● Short problem
In this exercise, return the whole listing exactly, excluding any images.

::::

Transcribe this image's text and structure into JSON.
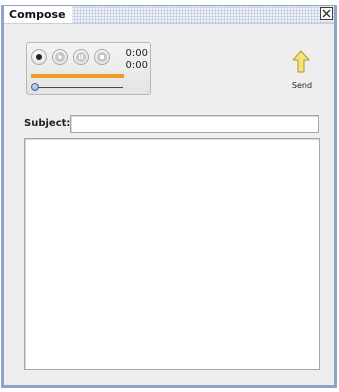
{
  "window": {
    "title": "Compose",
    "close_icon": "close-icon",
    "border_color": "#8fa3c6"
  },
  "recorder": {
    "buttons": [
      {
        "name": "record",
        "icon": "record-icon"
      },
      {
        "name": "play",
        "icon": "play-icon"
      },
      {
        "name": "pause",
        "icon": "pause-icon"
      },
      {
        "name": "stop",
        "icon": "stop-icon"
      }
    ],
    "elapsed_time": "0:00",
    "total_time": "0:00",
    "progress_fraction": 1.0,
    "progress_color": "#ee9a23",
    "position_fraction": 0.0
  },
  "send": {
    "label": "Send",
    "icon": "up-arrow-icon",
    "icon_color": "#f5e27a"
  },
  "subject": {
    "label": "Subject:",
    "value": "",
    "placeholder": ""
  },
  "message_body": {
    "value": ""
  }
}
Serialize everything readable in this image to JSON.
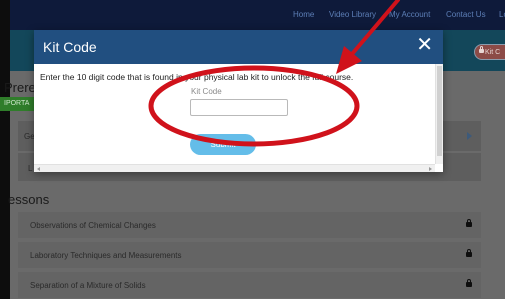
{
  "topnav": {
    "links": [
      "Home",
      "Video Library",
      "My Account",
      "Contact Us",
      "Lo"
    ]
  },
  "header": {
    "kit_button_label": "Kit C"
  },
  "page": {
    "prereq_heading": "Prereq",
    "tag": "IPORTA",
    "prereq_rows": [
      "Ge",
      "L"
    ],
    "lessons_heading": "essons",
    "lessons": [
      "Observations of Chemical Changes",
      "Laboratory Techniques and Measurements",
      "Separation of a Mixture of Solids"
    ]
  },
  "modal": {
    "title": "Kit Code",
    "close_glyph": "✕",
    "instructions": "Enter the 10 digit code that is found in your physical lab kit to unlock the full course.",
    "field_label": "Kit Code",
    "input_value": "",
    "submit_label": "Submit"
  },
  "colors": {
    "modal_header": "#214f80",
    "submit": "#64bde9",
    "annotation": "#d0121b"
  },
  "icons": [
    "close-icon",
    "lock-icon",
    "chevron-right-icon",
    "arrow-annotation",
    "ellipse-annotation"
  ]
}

::::

● Full response
Transcribe this image's text and structure into JSON.
{
  "window": {
    "title": "Compose",
    "close_icon": "close-icon",
    "border_color": "#8fa3c6"
  },
  "recorder": {
    "buttons": [
      {
        "name": "record",
        "icon": "record-icon"
      },
      {
        "name": "play",
        "icon": "play-icon"
      },
      {
        "name": "pause",
        "icon": "pause-icon"
      },
      {
        "name": "stop",
        "icon": "stop-icon"
      }
    ],
    "elapsed_time": "0:00",
    "total_time": "0:00",
    "progress_fraction": 1.0,
    "progress_color": "#ee9a23",
    "position_fraction": 0.0
  },
  "send": {
    "label": "Send",
    "icon": "up-arrow-icon",
    "icon_color": "#f5e27a"
  },
  "subject": {
    "label": "Subject:",
    "value": "",
    "placeholder": ""
  },
  "message_body": {
    "value": ""
  }
}
Serialize everything readable in this image to JSON.
{
  "topnav": {
    "links": [
      "Home",
      "Video Library",
      "My Account",
      "Contact Us",
      "Lo"
    ]
  },
  "header": {
    "kit_button_label": "Kit C"
  },
  "page": {
    "prereq_heading": "Prereq",
    "tag": "IPORTA",
    "prereq_rows": [
      "Ge",
      "L"
    ],
    "lessons_heading": "essons",
    "lessons": [
      "Observations of Chemical Changes",
      "Laboratory Techniques and Measurements",
      "Separation of a Mixture of Solids"
    ]
  },
  "modal": {
    "title": "Kit Code",
    "close_glyph": "✕",
    "instructions": "Enter the 10 digit code that is found in your physical lab kit to unlock the full course.",
    "field_label": "Kit Code",
    "input_value": "",
    "submit_label": "Submit"
  },
  "colors": {
    "modal_header": "#214f80",
    "submit": "#64bde9",
    "annotation": "#d0121b"
  },
  "icons": [
    "close-icon",
    "lock-icon",
    "chevron-right-icon",
    "arrow-annotation",
    "ellipse-annotation"
  ]
}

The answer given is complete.